=== Extracted entries ===
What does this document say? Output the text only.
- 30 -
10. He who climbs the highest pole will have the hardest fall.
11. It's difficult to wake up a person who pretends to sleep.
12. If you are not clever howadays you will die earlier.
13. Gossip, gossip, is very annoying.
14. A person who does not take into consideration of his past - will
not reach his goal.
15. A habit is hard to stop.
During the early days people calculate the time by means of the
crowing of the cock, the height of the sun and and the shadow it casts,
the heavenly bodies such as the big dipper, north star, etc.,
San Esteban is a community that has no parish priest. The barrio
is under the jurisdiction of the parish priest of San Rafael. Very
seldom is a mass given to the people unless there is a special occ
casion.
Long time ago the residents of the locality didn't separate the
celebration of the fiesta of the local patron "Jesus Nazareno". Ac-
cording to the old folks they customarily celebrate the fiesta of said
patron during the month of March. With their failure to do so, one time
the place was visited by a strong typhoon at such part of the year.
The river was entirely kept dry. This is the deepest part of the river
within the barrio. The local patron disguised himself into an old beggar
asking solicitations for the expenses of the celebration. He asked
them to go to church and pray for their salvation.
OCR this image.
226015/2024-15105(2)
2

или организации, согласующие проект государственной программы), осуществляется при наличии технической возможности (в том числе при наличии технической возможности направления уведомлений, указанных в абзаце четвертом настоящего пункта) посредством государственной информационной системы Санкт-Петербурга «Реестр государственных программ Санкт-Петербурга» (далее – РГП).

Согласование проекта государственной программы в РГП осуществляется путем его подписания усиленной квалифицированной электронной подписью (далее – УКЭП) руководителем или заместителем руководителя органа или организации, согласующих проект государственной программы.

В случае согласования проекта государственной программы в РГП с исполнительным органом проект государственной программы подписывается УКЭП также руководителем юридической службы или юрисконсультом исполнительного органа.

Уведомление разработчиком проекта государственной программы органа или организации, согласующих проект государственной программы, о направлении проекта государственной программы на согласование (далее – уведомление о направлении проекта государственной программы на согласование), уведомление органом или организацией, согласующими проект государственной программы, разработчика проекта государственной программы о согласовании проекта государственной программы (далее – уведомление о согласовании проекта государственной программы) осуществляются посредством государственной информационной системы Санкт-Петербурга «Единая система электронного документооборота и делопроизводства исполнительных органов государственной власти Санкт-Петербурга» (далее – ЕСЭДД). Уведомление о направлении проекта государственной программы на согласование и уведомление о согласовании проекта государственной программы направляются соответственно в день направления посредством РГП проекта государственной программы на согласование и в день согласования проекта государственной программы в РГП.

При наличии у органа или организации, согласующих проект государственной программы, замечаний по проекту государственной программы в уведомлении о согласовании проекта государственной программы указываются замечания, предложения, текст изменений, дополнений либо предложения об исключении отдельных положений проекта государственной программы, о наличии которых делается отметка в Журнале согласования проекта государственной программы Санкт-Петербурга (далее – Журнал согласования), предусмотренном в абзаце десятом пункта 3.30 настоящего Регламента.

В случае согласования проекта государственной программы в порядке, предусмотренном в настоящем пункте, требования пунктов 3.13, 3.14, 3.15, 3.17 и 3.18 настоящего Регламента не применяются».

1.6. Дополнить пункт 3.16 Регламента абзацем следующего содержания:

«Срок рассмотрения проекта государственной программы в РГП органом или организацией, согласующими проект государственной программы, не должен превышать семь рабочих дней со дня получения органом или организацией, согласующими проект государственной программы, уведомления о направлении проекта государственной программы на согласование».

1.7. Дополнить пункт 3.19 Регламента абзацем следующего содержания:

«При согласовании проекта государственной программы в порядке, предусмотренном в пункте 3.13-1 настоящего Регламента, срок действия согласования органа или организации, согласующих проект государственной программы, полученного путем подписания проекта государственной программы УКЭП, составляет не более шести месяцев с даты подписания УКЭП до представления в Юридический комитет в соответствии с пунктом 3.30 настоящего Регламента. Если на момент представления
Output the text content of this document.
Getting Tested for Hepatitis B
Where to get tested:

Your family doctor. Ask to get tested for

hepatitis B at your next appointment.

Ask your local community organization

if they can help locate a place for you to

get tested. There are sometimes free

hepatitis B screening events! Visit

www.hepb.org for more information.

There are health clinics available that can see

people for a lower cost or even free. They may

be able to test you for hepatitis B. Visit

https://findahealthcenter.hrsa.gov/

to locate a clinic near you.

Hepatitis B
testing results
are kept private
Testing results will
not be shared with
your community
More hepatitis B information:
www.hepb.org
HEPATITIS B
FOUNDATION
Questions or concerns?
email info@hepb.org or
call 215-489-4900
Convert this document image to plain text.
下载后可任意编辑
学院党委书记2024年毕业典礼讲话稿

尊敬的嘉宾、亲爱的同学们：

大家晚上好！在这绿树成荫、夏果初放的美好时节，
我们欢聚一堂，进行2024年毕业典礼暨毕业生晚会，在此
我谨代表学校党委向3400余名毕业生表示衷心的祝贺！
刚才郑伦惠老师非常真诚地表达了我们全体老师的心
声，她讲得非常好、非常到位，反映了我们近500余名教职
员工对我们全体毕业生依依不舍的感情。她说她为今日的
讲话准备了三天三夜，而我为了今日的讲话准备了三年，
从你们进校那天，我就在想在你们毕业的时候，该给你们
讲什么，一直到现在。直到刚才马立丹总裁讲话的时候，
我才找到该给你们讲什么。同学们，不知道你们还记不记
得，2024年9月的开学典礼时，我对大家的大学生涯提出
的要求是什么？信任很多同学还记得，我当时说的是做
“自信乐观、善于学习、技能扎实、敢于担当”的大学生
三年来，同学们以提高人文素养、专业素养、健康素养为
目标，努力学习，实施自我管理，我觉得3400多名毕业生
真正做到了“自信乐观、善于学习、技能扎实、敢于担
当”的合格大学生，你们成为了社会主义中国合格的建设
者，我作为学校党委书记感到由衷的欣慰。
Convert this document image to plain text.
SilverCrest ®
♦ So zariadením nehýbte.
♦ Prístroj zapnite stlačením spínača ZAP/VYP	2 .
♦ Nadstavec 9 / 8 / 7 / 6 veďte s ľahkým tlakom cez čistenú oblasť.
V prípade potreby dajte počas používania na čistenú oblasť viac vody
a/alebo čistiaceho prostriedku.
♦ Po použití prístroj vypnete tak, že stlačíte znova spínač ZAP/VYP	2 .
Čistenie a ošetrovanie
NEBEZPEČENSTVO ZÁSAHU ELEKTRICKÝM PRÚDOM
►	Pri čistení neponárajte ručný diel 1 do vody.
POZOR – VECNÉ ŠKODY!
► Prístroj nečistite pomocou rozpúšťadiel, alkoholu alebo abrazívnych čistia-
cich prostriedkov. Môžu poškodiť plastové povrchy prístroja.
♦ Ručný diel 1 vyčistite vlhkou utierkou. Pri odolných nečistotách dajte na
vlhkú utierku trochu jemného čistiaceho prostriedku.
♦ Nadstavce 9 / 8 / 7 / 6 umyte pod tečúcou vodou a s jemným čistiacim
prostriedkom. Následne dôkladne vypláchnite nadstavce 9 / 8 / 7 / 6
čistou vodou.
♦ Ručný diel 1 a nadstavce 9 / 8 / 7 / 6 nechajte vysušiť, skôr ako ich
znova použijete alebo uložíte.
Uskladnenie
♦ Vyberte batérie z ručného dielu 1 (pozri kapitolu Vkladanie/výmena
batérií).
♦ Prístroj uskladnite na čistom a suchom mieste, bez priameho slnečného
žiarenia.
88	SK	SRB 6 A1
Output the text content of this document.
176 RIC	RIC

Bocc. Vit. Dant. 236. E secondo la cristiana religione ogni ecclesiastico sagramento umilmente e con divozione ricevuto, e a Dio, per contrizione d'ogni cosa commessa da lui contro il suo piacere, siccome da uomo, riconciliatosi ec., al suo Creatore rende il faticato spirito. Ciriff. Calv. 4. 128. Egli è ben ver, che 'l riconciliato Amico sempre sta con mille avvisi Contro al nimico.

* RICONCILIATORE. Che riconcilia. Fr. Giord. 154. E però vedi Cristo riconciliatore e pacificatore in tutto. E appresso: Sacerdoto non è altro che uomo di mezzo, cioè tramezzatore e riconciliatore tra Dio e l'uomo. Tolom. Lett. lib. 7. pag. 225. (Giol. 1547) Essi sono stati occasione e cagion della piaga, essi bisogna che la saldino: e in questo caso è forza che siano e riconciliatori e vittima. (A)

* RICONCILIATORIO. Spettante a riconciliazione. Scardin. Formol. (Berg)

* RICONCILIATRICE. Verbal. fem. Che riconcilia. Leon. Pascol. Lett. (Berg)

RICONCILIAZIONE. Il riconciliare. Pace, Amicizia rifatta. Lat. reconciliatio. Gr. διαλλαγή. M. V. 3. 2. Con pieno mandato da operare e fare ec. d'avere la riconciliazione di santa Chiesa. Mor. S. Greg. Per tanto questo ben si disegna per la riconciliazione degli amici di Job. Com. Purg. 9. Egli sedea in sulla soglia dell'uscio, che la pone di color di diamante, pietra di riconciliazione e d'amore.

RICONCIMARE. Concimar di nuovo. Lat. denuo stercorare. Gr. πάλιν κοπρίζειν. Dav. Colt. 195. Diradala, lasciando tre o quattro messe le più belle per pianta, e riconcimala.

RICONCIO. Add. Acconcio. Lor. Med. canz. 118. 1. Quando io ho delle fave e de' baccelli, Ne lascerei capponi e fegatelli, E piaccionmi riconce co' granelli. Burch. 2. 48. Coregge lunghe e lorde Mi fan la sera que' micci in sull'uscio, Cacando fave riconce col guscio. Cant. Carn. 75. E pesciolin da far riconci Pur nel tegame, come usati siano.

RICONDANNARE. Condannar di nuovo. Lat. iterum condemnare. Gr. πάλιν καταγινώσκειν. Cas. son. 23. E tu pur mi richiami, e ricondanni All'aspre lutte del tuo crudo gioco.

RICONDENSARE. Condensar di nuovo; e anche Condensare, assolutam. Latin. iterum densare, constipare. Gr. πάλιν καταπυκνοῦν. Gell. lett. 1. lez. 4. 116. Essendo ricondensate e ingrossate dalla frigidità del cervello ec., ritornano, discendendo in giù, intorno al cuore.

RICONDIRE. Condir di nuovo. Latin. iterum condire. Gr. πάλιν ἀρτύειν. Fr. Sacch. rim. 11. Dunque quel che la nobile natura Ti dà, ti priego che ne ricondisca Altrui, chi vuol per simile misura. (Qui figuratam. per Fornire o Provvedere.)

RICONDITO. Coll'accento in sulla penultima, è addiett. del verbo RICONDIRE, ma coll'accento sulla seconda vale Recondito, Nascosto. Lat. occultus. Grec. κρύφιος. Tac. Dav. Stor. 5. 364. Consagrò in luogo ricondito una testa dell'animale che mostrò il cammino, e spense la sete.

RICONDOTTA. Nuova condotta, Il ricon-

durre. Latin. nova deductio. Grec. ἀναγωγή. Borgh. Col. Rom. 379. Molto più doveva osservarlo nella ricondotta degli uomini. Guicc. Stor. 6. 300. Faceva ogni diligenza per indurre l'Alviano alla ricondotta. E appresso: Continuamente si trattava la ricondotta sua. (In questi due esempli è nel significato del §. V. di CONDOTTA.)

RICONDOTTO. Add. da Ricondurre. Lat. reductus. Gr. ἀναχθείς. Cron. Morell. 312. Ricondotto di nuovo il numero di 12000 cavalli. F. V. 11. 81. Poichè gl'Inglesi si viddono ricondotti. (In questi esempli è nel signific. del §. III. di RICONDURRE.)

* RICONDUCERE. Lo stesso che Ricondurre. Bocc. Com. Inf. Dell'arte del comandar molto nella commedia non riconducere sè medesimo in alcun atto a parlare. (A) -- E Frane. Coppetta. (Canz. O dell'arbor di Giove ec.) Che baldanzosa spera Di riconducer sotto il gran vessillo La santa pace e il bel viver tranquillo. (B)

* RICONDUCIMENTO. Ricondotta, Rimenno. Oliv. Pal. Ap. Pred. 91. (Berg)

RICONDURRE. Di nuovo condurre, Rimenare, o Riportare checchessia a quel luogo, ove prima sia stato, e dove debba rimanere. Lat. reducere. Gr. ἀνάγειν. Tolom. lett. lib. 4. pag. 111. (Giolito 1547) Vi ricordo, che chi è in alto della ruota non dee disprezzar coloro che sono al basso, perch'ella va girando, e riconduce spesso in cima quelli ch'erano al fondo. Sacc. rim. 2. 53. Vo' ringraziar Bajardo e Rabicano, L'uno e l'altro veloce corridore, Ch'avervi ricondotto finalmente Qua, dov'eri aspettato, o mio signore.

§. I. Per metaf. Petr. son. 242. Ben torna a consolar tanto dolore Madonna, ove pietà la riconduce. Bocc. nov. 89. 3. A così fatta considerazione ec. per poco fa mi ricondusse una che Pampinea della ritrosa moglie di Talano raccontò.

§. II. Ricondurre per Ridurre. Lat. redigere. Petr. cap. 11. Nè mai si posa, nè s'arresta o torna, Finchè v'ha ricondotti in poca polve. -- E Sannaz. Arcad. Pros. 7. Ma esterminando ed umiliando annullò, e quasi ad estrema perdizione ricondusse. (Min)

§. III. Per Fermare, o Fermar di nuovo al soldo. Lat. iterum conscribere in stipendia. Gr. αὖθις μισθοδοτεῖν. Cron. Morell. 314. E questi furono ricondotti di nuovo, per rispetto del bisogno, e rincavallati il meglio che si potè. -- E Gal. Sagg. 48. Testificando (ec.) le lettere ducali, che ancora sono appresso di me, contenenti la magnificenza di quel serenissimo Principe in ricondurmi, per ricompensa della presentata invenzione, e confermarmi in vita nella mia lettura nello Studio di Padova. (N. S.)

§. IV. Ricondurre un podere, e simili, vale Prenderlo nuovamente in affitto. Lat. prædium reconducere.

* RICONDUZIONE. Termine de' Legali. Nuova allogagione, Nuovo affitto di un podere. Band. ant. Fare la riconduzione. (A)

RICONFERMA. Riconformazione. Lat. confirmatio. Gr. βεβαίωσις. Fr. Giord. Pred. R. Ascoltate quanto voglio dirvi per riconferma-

=== The task ===
Gather every line from the listing above in which the word "that" appears.

=== Answer to this exercise ===
San Esteban is a community that has no parish priest. The barrio
There are health clinics available that can see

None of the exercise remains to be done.